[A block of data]
# # # #

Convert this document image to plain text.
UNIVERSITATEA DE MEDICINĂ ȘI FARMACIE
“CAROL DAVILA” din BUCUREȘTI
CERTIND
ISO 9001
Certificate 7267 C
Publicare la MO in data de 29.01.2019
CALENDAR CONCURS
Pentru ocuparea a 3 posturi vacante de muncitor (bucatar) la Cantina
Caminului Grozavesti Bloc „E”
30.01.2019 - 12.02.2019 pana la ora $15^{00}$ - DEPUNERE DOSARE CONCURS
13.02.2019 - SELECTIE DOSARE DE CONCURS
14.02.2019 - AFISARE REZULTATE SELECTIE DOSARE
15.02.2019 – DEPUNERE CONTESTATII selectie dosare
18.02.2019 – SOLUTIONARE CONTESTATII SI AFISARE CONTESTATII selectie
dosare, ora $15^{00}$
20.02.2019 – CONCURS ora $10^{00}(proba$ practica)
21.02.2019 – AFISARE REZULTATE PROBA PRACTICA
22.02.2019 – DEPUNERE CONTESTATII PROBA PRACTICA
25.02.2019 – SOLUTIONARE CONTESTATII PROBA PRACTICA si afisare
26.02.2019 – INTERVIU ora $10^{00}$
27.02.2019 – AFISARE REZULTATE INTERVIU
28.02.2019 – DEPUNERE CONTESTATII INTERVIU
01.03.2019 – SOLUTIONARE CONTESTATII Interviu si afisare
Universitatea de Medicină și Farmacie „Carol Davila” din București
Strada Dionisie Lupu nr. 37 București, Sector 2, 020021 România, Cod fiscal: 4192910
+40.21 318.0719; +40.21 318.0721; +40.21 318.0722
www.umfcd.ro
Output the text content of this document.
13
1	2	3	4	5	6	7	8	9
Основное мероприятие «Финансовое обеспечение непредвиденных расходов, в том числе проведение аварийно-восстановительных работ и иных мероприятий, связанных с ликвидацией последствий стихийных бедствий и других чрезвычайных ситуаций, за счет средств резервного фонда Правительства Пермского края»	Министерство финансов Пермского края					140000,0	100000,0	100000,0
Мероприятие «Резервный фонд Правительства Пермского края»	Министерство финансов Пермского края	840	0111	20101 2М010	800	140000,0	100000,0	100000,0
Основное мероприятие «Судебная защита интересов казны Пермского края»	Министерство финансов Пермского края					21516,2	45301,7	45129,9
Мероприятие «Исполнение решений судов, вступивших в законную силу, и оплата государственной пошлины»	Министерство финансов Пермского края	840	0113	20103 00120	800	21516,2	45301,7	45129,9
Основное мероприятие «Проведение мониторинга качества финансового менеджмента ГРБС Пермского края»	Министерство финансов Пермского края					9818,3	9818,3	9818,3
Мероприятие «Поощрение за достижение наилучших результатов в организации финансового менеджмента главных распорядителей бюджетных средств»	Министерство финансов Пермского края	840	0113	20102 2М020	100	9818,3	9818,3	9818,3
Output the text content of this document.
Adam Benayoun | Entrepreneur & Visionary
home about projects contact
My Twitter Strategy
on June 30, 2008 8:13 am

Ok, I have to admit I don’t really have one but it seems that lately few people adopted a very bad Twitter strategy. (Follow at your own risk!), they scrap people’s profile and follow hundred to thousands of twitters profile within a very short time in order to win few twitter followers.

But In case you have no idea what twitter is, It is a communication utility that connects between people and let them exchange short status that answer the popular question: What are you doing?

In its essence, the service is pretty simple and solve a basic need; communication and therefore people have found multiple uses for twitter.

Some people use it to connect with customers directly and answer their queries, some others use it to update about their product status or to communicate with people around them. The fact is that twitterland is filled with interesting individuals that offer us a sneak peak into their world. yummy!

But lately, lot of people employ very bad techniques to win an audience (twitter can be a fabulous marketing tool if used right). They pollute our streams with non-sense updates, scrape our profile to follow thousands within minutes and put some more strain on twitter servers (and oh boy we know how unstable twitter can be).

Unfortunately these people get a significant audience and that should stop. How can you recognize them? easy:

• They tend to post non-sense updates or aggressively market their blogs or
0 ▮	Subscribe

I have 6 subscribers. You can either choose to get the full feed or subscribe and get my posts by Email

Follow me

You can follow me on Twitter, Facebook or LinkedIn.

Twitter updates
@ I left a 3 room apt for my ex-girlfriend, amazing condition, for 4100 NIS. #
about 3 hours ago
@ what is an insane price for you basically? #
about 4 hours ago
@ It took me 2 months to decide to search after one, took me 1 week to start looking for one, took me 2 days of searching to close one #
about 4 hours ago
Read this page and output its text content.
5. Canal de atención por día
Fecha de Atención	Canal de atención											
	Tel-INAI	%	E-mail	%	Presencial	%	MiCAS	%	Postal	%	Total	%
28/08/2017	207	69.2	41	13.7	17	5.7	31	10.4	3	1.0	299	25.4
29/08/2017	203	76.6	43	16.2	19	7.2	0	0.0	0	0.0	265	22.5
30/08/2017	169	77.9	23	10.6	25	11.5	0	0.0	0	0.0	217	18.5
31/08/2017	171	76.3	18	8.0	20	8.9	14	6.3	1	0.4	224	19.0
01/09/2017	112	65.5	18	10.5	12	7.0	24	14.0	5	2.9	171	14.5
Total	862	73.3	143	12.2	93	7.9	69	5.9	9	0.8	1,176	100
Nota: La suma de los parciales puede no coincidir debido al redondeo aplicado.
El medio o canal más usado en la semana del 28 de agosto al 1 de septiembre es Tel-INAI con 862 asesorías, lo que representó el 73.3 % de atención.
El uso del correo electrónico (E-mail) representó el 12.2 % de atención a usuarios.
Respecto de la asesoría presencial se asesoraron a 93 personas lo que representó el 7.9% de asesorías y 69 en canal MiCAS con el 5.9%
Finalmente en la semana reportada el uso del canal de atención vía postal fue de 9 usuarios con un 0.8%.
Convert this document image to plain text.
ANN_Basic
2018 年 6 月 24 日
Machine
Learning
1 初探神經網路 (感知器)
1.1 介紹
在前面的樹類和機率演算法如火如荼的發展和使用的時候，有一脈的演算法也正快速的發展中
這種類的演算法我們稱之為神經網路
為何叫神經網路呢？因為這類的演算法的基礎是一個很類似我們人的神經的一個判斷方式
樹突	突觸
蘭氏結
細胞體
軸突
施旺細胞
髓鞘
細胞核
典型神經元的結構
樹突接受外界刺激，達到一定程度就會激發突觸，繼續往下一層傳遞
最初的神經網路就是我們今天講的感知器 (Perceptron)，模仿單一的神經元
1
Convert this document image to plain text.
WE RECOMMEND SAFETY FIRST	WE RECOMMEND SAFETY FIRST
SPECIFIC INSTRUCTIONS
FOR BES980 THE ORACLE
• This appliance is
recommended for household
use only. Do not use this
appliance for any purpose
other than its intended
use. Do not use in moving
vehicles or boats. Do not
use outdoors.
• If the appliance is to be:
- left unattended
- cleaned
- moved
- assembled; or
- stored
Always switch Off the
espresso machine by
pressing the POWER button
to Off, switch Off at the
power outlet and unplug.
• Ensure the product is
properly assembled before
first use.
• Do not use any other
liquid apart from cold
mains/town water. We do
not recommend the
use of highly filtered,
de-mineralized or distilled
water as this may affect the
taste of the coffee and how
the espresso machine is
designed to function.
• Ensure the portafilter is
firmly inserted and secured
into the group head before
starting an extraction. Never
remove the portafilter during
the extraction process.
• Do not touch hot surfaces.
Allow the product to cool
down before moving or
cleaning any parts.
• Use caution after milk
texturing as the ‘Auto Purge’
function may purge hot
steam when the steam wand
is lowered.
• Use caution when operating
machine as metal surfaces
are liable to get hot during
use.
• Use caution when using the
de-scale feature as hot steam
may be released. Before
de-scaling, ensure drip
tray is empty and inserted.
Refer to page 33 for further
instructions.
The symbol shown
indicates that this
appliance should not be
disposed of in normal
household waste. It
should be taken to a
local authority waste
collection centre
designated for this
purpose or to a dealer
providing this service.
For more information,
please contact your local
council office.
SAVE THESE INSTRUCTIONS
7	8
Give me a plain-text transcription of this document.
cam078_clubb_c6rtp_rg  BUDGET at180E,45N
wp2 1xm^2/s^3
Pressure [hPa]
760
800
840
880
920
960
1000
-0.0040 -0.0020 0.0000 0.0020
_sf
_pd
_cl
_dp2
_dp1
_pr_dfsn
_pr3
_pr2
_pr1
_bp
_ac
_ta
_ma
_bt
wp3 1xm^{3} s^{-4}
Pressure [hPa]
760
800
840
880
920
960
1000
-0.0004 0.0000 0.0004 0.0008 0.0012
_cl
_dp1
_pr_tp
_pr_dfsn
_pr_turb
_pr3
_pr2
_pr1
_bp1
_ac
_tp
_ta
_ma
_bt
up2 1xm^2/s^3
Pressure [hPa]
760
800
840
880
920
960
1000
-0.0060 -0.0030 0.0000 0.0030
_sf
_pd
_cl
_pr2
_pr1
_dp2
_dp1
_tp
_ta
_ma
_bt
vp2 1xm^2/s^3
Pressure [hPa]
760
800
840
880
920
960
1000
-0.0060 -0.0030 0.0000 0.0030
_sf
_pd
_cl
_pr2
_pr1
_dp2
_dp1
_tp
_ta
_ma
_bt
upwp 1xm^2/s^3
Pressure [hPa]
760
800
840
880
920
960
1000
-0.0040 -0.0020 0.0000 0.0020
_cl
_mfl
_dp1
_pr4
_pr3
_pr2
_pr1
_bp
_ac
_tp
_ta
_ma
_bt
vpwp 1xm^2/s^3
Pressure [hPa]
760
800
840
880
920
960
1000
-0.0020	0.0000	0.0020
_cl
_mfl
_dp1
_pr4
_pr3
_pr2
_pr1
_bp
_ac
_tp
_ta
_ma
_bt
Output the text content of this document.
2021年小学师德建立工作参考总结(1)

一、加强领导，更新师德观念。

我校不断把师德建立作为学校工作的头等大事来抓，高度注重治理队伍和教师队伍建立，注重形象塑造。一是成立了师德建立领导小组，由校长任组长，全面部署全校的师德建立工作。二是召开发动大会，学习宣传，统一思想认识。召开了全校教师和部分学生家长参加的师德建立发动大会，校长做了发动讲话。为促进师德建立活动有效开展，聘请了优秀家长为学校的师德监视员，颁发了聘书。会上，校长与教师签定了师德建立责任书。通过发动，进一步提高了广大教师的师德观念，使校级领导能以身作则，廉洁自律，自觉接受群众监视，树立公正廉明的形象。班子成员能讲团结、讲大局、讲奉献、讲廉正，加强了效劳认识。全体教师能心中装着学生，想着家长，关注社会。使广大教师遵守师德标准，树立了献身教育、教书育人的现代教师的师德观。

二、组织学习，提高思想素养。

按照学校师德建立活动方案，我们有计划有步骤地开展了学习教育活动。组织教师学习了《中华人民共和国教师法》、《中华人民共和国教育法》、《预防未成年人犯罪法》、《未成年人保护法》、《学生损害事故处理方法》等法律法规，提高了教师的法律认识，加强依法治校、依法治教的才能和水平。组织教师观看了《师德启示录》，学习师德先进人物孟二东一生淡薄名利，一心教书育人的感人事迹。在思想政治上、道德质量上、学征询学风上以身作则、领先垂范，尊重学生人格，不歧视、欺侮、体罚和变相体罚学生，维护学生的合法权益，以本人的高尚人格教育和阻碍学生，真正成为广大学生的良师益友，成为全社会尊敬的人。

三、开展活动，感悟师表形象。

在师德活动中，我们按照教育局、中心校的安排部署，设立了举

# # # #

§ **THE PROBLEM**: Exactly as written, give again every line from the one containing "Give me a plain-text" through the last line of the material above, and no other lines.

§ **RESULT OF THE TASK**:
Give me a plain-text transcription of this document.
cam078_clubb_c6rtp_rg  BUDGET at180E,45N
wp2 1xm^2/s^3
Pressure [hPa]
760
800
840
880
920
960
1000
-0.0040 -0.0020 0.0000 0.0020
_sf
_pd
_cl
_dp2
_dp1
_pr_dfsn
_pr3
_pr2
_pr1
_bp
_ac
_ta
_ma
_bt
wp3 1xm^{3} s^{-4}
Pressure [hPa]
760
800
840
880
920
960
1000
-0.0004 0.0000 0.0004 0.0008 0.0012
_cl
_dp1
_pr_tp
_pr_dfsn
_pr_turb
_pr3
_pr2
_pr1
_bp1
_ac
_tp
_ta
_ma
_bt
up2 1xm^2/s^3
Pressure [hPa]
760
800
840
880
920
960
1000
-0.0060 -0.0030 0.0000 0.0030
_sf
_pd
_cl
_pr2
_pr1
_dp2
_dp1
_tp
_ta
_ma
_bt
vp2 1xm^2/s^3
Pressure [hPa]
760
800
840
880
920
960
1000
-0.0060 -0.0030 0.0000 0.0030
_sf
_pd
_cl
_pr2
_pr1
_dp2
_dp1
_tp
_ta
_ma
_bt
upwp 1xm^2/s^3
Pressure [hPa]
760
800
840
880
920
960
1000
-0.0040 -0.0020 0.0000 0.0020
_cl
_mfl
_dp1
_pr4
_pr3
_pr2
_pr1
_bp
_ac
_tp
_ta
_ma
_bt
vpwp 1xm^2/s^3
Pressure [hPa]
760
800
840
880
920
960
1000
-0.0020	0.0000	0.0020
_cl
_mfl
_dp1
_pr4
_pr3
_pr2
_pr1
_bp
_ac
_tp
_ta
_ma
_bt
Output the text content of this document.
2021年小学师德建立工作参考总结(1)

一、加强领导，更新师德观念。

我校不断把师德建立作为学校工作的头等大事来抓，高度注重治理队伍和教师队伍建立，注重形象塑造。一是成立了师德建立领导小组，由校长任组长，全面部署全校的师德建立工作。二是召开发动大会，学习宣传，统一思想认识。召开了全校教师和部分学生家长参加的师德建立发动大会，校长做了发动讲话。为促进师德建立活动有效开展，聘请了优秀家长为学校的师德监视员，颁发了聘书。会上，校长与教师签定了师德建立责任书。通过发动，进一步提高了广大教师的师德观念，使校级领导能以身作则，廉洁自律，自觉接受群众监视，树立公正廉明的形象。班子成员能讲团结、讲大局、讲奉献、讲廉正，加强了效劳认识。全体教师能心中装着学生，想着家长，关注社会。使广大教师遵守师德标准，树立了献身教育、教书育人的现代教师的师德观。

二、组织学习，提高思想素养。

按照学校师德建立活动方案，我们有计划有步骤地开展了学习教育活动。组织教师学习了《中华人民共和国教师法》、《中华人民共和国教育法》、《预防未成年人犯罪法》、《未成年人保护法》、《学生损害事故处理方法》等法律法规，提高了教师的法律认识，加强依法治校、依法治教的才能和水平。组织教师观看了《师德启示录》，学习师德先进人物孟二东一生淡薄名利，一心教书育人的感人事迹。在思想政治上、道德质量上、学征询学风上以身作则、领先垂范，尊重学生人格，不歧视、欺侮、体罚和变相体罚学生，维护学生的合法权益，以本人的高尚人格教育和阻碍学生，真正成为广大学生的良师益友，成为全社会尊敬的人。

三、开展活动，感悟师表形象。

在师德活动中，我们按照教育局、中心校的安排部署，设立了举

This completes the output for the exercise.